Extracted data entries
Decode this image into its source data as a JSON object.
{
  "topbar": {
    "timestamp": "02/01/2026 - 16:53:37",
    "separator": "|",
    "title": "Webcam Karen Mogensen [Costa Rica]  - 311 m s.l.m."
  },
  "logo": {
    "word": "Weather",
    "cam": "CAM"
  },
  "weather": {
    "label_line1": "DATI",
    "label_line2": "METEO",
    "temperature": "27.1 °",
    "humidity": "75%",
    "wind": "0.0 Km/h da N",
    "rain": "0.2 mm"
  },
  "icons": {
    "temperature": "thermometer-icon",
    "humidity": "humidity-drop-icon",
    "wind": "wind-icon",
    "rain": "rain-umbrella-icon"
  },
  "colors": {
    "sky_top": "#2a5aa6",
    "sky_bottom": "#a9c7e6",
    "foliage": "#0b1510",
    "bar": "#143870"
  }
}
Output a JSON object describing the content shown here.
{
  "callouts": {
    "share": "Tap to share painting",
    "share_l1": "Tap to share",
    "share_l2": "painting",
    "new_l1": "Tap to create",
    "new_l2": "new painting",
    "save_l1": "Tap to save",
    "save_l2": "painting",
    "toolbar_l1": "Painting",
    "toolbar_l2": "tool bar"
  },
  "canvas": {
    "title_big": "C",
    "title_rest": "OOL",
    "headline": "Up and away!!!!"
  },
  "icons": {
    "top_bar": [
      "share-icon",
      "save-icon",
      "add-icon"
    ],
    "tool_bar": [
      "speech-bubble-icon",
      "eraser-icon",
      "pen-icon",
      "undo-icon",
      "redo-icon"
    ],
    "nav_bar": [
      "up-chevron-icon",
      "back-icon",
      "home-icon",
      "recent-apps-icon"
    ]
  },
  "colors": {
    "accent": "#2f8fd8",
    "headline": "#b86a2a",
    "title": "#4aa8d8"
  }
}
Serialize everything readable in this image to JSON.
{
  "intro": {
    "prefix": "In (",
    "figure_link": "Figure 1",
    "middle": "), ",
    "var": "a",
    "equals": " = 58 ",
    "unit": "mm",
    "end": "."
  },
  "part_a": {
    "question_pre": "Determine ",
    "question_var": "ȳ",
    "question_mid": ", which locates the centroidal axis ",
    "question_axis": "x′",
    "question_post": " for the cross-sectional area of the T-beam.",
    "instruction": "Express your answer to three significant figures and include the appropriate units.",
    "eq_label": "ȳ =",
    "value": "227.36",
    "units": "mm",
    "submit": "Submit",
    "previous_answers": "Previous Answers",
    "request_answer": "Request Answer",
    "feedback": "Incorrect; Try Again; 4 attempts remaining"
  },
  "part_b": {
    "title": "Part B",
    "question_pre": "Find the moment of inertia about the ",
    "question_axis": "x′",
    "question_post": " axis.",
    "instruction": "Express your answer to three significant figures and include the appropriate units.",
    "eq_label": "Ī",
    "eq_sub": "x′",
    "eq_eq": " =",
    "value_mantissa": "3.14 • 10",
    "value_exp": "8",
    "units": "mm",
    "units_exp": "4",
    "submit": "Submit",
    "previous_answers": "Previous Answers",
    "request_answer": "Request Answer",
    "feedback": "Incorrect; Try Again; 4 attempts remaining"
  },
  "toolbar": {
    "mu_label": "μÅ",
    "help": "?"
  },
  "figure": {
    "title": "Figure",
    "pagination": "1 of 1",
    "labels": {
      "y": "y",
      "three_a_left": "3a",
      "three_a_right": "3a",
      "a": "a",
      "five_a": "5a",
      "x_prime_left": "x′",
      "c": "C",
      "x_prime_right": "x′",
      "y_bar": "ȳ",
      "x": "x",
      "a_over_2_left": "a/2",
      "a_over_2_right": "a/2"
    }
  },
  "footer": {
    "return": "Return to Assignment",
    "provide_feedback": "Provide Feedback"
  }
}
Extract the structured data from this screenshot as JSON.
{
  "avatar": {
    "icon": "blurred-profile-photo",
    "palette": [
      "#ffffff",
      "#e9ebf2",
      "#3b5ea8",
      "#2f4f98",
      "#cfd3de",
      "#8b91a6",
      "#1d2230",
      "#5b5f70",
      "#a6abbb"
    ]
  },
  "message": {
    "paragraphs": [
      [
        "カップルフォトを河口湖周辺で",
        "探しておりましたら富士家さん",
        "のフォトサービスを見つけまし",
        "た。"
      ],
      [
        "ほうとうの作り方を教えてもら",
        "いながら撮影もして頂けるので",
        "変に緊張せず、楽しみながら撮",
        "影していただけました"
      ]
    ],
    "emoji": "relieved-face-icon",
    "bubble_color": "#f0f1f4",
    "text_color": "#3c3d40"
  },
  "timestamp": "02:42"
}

Work to complete: Every entry above needs to be quoted exactly.

The reply:
Decode this image into its source data as a JSON object.
{
  "topbar": {
    "timestamp": "02/01/2026 - 16:53:37",
    "separator": "|",
    "title": "Webcam Karen Mogensen [Costa Rica]  - 311 m s.l.m."
  },
  "logo": {
    "word": "Weather",
    "cam": "CAM"
  },
  "weather": {
    "label_line1": "DATI",
    "label_line2": "METEO",
    "temperature": "27.1 °",
    "humidity": "75%",
    "wind": "0.0 Km/h da N",
    "rain": "0.2 mm"
  },
  "icons": {
    "temperature": "thermometer-icon",
    "humidity": "humidity-drop-icon",
    "wind": "wind-icon",
    "rain": "rain-umbrella-icon"
  },
  "colors": {
    "sky_top": "#2a5aa6",
    "sky_bottom": "#a9c7e6",
    "foliage": "#0b1510",
    "bar": "#143870"
  }
}
Output a JSON object describing the content shown here.
{
  "callouts": {
    "share": "Tap to share painting",
    "share_l1": "Tap to share",
    "share_l2": "painting",
    "new_l1": "Tap to create",
    "new_l2": "new painting",
    "save_l1": "Tap to save",
    "save_l2": "painting",
    "toolbar_l1": "Painting",
    "toolbar_l2": "tool bar"
  },
  "canvas": {
    "title_big": "C",
    "title_rest": "OOL",
    "headline": "Up and away!!!!"
  },
  "icons": {
    "top_bar": [
      "share-icon",
      "save-icon",
      "add-icon"
    ],
    "tool_bar": [
      "speech-bubble-icon",
      "eraser-icon",
      "pen-icon",
      "undo-icon",
      "redo-icon"
    ],
    "nav_bar": [
      "up-chevron-icon",
      "back-icon",
      "home-icon",
      "recent-apps-icon"
    ]
  },
  "colors": {
    "accent": "#2f8fd8",
    "headline": "#b86a2a",
    "title": "#4aa8d8"
  }
}
Serialize everything readable in this image to JSON.
{
  "intro": {
    "prefix": "In (",
    "figure_link": "Figure 1",
    "middle": "), ",
    "var": "a",
    "equals": " = 58 ",
    "unit": "mm",
    "end": "."
  },
  "part_a": {
    "question_pre": "Determine ",
    "question_var": "ȳ",
    "question_mid": ", which locates the centroidal axis ",
    "question_axis": "x′",
    "question_post": " for the cross-sectional area of the T-beam.",
    "instruction": "Express your answer to three significant figures and include the appropriate units.",
    "eq_label": "ȳ =",
    "value": "227.36",
    "units": "mm",
    "submit": "Submit",
    "previous_answers": "Previous Answers",
    "request_answer": "Request Answer",
    "feedback": "Incorrect; Try Again; 4 attempts remaining"
  },
  "part_b": {
    "title": "Part B",
    "question_pre": "Find the moment of inertia about the ",
    "question_axis": "x′",
    "question_post": " axis.",
    "instruction": "Express your answer to three significant figures and include the appropriate units.",
    "eq_label": "Ī",
    "eq_sub": "x′",
    "eq_eq": " =",
    "value_mantissa": "3.14 • 10",
    "value_exp": "8",
    "units": "mm",
    "units_exp": "4",
    "submit": "Submit",
    "previous_answers": "Previous Answers",
    "request_answer": "Request Answer",
    "feedback": "Incorrect; Try Again; 4 attempts remaining"
  },
  "toolbar": {
    "mu_label": "μÅ",
    "help": "?"
  },
  "figure": {
    "title": "Figure",
    "pagination": "1 of 1",
    "labels": {
      "y": "y",
      "three_a_left": "3a",
      "three_a_right": "3a",
      "a": "a",
      "five_a": "5a",
      "x_prime_left": "x′",
      "c": "C",
      "x_prime_right": "x′",
      "y_bar": "ȳ",
      "x": "x",
      "a_over_2_left": "a/2",
      "a_over_2_right": "a/2"
    }
  },
  "footer": {
    "return": "Return to Assignment",
    "provide_feedback": "Provide Feedback"
  }
}
Extract the structured data from this screenshot as JSON.
{
  "avatar": {
    "icon": "blurred-profile-photo",
    "palette": [
      "#ffffff",
      "#e9ebf2",
      "#3b5ea8",
      "#2f4f98",
      "#cfd3de",
      "#8b91a6",
      "#1d2230",
      "#5b5f70",
      "#a6abbb"
    ]
  },
  "message": {
    "paragraphs": [
      [
        "カップルフォトを河口湖周辺で",
        "探しておりましたら富士家さん",
        "のフォトサービスを見つけまし",
        "た。"
      ],
      [
        "ほうとうの作り方を教えてもら",
        "いながら撮影もして頂けるので",
        "変に緊張せず、楽しみながら撮",
        "影していただけました"
      ]
    ],
    "emoji": "relieved-face-icon",
    "bubble_color": "#f0f1f4",
    "text_color": "#3c3d40"
  },
  "timestamp": "02:42"
}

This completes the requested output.